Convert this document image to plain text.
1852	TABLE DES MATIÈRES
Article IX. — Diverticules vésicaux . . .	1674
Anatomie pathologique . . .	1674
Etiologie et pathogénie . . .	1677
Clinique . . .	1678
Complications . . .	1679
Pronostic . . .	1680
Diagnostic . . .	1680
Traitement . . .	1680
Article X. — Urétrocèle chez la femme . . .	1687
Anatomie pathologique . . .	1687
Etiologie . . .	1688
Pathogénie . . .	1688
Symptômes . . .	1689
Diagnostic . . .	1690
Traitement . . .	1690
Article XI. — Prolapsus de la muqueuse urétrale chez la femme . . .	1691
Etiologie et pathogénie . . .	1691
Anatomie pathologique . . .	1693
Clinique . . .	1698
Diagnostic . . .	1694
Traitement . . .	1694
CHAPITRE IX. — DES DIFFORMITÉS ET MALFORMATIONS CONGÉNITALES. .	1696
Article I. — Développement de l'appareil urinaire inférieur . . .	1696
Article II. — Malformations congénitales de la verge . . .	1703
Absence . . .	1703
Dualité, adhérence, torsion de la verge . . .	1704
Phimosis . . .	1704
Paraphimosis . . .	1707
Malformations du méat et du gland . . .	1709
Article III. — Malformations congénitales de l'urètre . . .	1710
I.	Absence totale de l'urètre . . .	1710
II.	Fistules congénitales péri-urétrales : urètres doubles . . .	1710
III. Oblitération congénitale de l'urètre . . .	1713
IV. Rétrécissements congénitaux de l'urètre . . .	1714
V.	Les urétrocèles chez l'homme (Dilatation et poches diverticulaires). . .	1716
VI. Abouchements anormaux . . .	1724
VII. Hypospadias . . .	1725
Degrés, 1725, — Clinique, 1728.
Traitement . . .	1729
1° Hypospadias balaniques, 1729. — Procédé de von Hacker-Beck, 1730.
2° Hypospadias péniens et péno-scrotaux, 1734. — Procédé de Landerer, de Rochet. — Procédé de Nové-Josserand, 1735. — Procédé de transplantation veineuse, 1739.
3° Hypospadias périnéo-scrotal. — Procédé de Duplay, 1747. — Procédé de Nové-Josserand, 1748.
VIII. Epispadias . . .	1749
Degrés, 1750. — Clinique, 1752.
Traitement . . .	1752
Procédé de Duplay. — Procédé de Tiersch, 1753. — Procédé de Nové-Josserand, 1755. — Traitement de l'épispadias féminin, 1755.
★ ★ ★ ★ ★ ★ ★
> [Your objective] Using the listing above, please repeat every entry exactly.

> [Answer to this problem]
Convert this document image to plain text.
1852	TABLE DES MATIÈRES
Article IX. — Diverticules vésicaux . . .	1674
Anatomie pathologique . . .	1674
Etiologie et pathogénie . . .	1677
Clinique . . .	1678
Complications . . .	1679
Pronostic . . .	1680
Diagnostic . . .	1680
Traitement . . .	1680
Article X. — Urétrocèle chez la femme . . .	1687
Anatomie pathologique . . .	1687
Etiologie . . .	1688
Pathogénie . . .	1688
Symptômes . . .	1689
Diagnostic . . .	1690
Traitement . . .	1690
Article XI. — Prolapsus de la muqueuse urétrale chez la femme . . .	1691
Etiologie et pathogénie . . .	1691
Anatomie pathologique . . .	1693
Clinique . . .	1698
Diagnostic . . .	1694
Traitement . . .	1694
CHAPITRE IX. — DES DIFFORMITÉS ET MALFORMATIONS CONGÉNITALES. .	1696
Article I. — Développement de l'appareil urinaire inférieur . . .	1696
Article II. — Malformations congénitales de la verge . . .	1703
Absence . . .	1703
Dualité, adhérence, torsion de la verge . . .	1704
Phimosis . . .	1704
Paraphimosis . . .	1707
Malformations du méat et du gland . . .	1709
Article III. — Malformations congénitales de l'urètre . . .	1710
I.	Absence totale de l'urètre . . .	1710
II.	Fistules congénitales péri-urétrales : urètres doubles . . .	1710
III. Oblitération congénitale de l'urètre . . .	1713
IV. Rétrécissements congénitaux de l'urètre . . .	1714
V.	Les urétrocèles chez l'homme (Dilatation et poches diverticulaires). . .	1716
VI. Abouchements anormaux . . .	1724
VII. Hypospadias . . .	1725
Degrés, 1725, — Clinique, 1728.
Traitement . . .	1729
1° Hypospadias balaniques, 1729. — Procédé de von Hacker-Beck, 1730.
2° Hypospadias péniens et péno-scrotaux, 1734. — Procédé de Landerer, de Rochet. — Procédé de Nové-Josserand, 1735. — Procédé de transplantation veineuse, 1739.
3° Hypospadias périnéo-scrotal. — Procédé de Duplay, 1747. — Procédé de Nové-Josserand, 1748.
VIII. Epispadias . . .	1749
Degrés, 1750. — Clinique, 1752.
Traitement . . .	1752
Procédé de Duplay. — Procédé de Tiersch, 1753. — Procédé de Nové-Josserand, 1755. — Traitement de l'épispadias féminin, 1755.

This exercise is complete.